# Source document
— START —

# Treestand ideas



## ridgetop (Sep 13, 2007)

I'm thinking of getting a treestand this year and was planning on spending in the $100-150 range, just looking for something that will last awhile but is still affordable. I plan on sitting in it for maybe 2 or 3 hours at a time. What kind/brand would you guys suggest getting?


----------



## north slope (Sep 8, 2007)

Do plan to pack it far? I love my lone wolf tree stand. It is light weight, compact, quiet and comfortable, it might be a little more than you want to spend but it is sweet.


----------



## TEX-O-BOB (Sep 12, 2007)

north slope said:


> Do plan to pack it far? I love my lone wolf tree stand. It is light weight, compact, quiet and comfortable, it might be a little more than you want to spend but it is sweet.


Amen.

Price is the last thing you should consider when looking to get a stand. If you're going to be packing it far a light portable stand is a must. Even if you only plan on sitting for 2-3 hours, those hours can turn into eons when you're in a crappy uncomfortable stand. You'll fidget, squirm and lose your concentration and above all your confidence to make that shot when it counts. When hunting mule deer you'll need every advantage you can get, they have an uncanny ability to bust you, even from a stand. Go with the best stand you can afford. Summit makes some really good ones and Lone Wolf is tops also.

Good luck.


----------



## idiot with a bow (Sep 10, 2007)

> those hours can turn into eons


I remember one time I was in a treestand, and it was 8:13 for 28 minutes!


----------



## elkfromabove (Apr 20, 2008)

ridgetop said:


> I'm thinking of getting a treestand this year and was planning on spending in the $100-150 range, just looking for something that will last awhile but is still affordable. I plan on sitting in it for maybe 2 or 3 hours at a time. What kind/brand would you guys suggest getting?


Here are the basic pros and cons of the various types. You'll have to determine what you need out of a stand first, then narrow down the brand, but most standard brands are safe, comfortable, durable, and user friendly.

1-Lock on types are light, simple, and semi-permanent, but they require steps or strap on ladders to get to. Steps are a problem because the screw-ins are made for hardwoods and we don't have many of those here in Utah, so they tend to pull out. The strap-on steps aren't very stable while climbing because the strap twists when too much side pressure is applied. And strap-on ladders are bulky, add weight and cost, and are noisy to put up, and they can more easily be stolen if left. These stands are the "I'll be back tomorrow if this spot shows any promise, but I'll move if nothing good happens." type.

— END —

Rows showing where elements appear

— START —

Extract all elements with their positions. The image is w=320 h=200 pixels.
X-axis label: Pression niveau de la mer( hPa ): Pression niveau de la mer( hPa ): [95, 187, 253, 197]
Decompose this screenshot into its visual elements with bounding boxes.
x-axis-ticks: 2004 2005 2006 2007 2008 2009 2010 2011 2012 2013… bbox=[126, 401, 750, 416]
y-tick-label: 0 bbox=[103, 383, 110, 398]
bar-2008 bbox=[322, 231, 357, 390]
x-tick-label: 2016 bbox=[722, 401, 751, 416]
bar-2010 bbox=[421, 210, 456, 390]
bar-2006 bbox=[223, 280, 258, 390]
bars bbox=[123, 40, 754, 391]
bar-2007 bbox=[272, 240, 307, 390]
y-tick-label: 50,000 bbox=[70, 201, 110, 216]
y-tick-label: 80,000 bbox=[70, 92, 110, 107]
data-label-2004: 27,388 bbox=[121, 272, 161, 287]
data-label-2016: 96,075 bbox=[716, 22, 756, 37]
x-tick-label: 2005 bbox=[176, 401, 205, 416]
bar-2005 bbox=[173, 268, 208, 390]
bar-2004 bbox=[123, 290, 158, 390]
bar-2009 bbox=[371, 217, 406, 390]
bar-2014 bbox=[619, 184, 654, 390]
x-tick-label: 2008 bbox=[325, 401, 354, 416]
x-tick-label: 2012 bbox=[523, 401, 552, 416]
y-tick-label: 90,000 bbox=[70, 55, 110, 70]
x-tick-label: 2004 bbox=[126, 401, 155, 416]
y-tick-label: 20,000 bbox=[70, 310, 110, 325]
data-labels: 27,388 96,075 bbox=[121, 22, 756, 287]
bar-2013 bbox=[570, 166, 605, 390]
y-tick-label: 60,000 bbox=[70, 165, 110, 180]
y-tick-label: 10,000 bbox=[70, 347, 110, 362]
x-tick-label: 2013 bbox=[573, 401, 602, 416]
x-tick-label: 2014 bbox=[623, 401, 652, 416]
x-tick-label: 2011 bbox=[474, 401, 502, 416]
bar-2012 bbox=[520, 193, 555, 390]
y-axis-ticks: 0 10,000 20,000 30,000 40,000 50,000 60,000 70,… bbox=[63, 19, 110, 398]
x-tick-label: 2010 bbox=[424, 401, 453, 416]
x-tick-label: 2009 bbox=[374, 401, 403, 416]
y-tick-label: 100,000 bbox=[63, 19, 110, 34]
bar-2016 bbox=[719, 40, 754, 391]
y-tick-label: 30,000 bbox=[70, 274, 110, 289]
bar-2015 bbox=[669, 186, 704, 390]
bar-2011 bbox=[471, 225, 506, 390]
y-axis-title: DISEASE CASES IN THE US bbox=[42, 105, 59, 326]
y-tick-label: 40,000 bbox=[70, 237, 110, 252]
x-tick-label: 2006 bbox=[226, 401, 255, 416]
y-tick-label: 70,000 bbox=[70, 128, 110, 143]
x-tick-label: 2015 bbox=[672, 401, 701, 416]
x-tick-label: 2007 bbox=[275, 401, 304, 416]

— END —

# What to do
Reproduce a passage from the treestand thread verbatim, beginning at the words "Price is the" and stopping after the words "(Sep 10, 2007)". These rows are separate material and have no connection to the treestand thread.

# Output of the exercise
Price is the last thing you should consider when looking to get a stand. If you're going to be packing it far a light portable stand is a must. Even if you only plan on sitting for 2-3 hours, those hours can turn into eons when you're in a crappy uncomfortable stand. You'll fidget, squirm and lose your concentration and above all your confidence to make that shot when it counts. When hunting mule deer you'll need every advantage you can get, they have an uncanny ability to bust you, even from a stand. Go with the best stand you can afford. Summit makes some really good ones and Lone Wolf is tops also.

Good luck.


----------



## idiot with a bow (Sep 10, 2007)